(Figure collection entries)
•••••
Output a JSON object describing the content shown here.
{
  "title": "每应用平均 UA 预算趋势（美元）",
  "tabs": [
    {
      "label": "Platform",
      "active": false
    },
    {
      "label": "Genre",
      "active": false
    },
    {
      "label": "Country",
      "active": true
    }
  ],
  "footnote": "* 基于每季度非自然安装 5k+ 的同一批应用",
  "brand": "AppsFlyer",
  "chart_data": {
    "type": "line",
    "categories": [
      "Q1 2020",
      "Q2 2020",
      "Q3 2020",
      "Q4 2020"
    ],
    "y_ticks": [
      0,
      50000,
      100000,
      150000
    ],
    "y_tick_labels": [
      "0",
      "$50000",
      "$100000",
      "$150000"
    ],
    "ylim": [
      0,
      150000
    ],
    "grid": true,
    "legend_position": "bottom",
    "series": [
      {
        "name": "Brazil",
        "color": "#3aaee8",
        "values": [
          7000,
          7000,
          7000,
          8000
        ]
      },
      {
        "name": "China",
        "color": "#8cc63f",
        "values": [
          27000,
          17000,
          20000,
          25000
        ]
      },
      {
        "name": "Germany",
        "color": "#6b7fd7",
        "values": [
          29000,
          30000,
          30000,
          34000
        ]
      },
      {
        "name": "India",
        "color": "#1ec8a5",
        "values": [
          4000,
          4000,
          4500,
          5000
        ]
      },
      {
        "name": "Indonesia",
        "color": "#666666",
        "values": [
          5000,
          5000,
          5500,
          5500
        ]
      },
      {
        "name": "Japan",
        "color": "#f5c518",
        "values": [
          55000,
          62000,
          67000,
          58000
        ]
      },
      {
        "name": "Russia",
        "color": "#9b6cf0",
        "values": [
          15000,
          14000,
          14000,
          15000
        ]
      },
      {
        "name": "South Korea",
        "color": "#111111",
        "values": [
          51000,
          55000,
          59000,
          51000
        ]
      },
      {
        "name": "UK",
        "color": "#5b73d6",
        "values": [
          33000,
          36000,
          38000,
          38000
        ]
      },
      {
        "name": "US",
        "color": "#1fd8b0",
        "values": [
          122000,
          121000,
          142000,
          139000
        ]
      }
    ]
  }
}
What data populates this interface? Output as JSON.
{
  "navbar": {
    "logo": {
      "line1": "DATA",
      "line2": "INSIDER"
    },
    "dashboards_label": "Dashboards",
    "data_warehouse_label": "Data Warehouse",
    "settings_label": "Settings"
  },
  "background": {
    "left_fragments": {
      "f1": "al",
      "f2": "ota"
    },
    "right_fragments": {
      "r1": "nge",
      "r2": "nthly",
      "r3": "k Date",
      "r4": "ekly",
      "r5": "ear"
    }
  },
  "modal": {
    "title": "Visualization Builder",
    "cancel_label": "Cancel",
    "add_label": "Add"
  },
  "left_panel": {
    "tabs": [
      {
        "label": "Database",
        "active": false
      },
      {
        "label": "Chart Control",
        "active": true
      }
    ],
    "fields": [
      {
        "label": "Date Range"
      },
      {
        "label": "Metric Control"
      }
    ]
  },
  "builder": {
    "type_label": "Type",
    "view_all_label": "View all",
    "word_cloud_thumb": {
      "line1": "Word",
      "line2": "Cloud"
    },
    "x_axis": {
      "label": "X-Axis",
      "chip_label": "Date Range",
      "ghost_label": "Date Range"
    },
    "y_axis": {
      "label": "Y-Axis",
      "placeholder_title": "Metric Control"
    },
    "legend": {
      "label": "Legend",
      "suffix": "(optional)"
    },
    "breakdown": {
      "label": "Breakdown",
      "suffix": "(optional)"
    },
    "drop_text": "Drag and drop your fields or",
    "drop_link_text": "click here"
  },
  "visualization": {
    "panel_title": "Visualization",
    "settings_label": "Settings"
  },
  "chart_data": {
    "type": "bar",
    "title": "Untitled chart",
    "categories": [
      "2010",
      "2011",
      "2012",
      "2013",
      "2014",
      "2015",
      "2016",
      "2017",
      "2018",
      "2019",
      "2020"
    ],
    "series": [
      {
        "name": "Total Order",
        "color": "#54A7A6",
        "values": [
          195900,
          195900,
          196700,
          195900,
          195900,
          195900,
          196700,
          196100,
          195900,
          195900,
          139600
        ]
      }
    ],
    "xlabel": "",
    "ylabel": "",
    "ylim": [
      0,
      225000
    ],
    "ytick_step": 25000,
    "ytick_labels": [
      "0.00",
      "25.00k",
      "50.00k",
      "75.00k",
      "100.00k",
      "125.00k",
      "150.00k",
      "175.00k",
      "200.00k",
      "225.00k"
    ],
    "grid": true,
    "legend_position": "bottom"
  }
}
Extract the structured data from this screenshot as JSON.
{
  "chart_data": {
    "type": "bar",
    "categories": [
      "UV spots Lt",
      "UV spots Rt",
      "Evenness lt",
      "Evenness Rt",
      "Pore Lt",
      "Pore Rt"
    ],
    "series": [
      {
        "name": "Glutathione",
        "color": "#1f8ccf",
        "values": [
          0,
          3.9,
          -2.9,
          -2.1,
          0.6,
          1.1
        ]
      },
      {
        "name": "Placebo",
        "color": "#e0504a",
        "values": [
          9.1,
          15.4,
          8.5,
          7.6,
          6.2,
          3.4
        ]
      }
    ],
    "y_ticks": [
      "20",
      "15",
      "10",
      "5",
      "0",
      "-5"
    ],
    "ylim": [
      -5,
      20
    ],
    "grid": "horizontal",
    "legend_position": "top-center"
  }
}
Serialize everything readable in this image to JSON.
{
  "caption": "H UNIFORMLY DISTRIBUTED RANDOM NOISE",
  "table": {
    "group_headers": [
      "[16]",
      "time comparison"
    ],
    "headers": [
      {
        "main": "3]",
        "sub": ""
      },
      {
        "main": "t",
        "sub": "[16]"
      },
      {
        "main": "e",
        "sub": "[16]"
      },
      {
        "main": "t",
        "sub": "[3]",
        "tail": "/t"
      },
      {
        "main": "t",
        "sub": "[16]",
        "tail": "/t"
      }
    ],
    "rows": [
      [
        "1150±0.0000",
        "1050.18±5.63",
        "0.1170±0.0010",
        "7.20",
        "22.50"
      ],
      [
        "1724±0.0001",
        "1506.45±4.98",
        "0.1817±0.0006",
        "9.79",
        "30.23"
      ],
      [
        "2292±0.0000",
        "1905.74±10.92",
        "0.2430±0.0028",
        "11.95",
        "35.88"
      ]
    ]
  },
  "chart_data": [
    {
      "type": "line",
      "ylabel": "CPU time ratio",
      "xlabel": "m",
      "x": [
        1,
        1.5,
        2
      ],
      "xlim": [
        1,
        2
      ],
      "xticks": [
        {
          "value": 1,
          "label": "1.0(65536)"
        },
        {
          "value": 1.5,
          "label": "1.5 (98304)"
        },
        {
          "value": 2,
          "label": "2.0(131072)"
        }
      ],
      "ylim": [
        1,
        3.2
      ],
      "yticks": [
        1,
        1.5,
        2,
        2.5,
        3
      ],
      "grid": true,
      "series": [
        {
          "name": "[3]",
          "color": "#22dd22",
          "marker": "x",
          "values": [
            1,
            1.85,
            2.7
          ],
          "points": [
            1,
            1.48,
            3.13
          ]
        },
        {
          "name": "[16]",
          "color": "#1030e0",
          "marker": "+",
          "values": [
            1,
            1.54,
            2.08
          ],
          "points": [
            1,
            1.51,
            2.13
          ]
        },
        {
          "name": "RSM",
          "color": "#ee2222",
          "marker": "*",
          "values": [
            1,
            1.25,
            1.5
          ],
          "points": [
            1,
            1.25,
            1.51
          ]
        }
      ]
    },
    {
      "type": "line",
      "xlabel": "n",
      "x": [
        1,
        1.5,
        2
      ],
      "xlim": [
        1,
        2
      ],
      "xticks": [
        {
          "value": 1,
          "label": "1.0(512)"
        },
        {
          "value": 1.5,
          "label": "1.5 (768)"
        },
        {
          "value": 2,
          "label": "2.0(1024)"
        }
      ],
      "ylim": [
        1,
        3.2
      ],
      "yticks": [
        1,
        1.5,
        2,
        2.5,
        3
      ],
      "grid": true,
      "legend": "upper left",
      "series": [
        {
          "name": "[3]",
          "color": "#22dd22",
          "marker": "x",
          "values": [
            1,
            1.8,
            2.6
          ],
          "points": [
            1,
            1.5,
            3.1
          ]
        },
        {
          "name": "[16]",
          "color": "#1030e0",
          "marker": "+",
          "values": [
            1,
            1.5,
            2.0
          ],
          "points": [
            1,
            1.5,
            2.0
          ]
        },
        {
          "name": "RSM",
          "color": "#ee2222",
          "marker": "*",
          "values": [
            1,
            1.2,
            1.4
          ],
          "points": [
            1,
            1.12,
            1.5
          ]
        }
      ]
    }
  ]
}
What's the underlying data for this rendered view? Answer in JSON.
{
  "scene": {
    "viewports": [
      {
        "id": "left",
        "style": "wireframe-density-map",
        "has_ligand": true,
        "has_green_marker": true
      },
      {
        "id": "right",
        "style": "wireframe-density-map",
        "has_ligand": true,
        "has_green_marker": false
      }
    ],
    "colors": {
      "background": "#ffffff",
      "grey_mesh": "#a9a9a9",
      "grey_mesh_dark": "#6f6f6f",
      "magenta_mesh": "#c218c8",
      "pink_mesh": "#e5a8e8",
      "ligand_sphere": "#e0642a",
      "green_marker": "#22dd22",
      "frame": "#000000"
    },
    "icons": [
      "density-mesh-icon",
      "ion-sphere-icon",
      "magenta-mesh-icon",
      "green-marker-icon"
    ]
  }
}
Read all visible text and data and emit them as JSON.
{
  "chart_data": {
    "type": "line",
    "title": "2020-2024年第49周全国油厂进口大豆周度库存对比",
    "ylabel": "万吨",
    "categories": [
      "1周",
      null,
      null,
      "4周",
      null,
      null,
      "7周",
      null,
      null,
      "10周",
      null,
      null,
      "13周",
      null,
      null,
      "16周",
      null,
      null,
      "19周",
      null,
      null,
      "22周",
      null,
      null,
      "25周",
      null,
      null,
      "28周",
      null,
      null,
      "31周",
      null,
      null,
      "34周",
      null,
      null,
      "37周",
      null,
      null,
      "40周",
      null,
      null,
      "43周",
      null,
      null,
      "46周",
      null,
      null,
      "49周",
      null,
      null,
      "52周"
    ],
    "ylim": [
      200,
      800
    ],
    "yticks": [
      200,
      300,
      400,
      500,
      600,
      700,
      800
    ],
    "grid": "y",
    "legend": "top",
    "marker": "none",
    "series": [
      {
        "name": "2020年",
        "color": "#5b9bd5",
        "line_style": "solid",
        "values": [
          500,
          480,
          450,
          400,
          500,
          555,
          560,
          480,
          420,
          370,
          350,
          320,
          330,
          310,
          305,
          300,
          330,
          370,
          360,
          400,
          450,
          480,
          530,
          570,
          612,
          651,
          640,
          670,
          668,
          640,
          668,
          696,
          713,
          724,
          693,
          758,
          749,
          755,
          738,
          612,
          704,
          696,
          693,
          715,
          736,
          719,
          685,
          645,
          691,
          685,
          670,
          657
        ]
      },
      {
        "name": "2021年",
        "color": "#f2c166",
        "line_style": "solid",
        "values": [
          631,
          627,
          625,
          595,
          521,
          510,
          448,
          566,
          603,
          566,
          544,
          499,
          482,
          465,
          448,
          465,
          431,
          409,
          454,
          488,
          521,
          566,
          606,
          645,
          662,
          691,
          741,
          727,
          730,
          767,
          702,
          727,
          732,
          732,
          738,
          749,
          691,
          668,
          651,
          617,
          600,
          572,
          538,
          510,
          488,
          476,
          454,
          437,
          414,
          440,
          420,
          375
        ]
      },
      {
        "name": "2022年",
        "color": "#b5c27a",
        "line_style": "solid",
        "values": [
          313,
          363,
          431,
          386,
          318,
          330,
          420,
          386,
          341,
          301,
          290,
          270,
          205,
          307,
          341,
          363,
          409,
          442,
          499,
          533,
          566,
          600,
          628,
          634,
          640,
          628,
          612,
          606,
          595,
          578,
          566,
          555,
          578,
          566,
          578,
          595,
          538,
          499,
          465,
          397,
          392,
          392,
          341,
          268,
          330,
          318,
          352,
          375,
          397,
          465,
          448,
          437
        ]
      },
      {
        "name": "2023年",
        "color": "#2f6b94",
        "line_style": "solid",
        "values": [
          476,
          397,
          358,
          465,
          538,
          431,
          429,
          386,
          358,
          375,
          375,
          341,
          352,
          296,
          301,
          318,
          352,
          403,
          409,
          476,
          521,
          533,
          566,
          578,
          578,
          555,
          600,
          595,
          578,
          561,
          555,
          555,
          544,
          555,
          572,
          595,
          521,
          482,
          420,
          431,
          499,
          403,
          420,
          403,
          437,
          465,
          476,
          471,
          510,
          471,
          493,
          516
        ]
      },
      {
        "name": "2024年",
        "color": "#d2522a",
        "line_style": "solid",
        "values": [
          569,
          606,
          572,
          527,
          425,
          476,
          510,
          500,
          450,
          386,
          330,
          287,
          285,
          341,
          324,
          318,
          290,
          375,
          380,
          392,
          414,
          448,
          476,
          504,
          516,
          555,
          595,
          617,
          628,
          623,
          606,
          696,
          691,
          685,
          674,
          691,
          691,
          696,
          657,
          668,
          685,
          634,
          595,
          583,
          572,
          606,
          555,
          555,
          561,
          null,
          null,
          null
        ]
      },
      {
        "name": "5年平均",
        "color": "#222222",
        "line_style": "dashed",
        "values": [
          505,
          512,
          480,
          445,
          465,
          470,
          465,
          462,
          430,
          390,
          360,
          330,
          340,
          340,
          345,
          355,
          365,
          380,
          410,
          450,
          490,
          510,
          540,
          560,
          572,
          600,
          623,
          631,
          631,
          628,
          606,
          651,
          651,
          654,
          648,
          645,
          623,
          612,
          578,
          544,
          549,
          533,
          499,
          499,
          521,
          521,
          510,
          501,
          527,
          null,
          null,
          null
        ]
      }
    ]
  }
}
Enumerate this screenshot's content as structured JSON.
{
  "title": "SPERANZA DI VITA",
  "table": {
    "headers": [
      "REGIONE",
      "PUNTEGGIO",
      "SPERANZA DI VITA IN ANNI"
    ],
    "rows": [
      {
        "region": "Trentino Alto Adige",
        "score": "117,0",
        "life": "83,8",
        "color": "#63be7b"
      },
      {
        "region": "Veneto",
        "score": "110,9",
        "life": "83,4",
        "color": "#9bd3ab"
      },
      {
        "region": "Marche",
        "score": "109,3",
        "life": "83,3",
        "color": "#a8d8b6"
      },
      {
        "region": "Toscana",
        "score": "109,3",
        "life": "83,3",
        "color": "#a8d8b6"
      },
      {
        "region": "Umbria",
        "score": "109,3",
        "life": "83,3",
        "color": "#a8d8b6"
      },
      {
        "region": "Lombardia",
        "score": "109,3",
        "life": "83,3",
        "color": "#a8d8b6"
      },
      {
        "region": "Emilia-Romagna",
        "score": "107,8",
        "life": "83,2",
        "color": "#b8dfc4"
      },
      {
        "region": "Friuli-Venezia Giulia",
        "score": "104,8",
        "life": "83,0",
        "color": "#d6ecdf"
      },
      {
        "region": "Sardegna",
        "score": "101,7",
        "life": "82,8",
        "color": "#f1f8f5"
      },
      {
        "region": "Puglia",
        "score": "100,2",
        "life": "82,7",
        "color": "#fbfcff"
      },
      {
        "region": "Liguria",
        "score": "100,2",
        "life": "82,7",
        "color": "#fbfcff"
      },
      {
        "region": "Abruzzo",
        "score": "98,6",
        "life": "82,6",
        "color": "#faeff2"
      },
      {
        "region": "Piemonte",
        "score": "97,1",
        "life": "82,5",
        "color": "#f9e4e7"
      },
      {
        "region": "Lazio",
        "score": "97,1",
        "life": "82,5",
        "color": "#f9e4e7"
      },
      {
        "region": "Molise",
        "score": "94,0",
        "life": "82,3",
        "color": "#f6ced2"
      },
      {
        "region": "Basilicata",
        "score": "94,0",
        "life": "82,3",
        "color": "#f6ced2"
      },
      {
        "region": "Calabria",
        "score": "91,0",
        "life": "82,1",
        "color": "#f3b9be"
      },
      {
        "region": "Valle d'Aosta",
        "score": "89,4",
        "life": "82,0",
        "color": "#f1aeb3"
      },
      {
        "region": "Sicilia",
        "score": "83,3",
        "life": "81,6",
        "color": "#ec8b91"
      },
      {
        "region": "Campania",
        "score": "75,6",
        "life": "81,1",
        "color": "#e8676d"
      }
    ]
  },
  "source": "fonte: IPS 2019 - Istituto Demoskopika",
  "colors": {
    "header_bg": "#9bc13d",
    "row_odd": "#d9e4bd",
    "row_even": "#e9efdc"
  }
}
•••••
◆ **Aim**: Find each line that has the word "Metric", then copy it out.

◆ **Final result**:
        "label": "Metric Control"
      "placeholder_title": "Metric Control"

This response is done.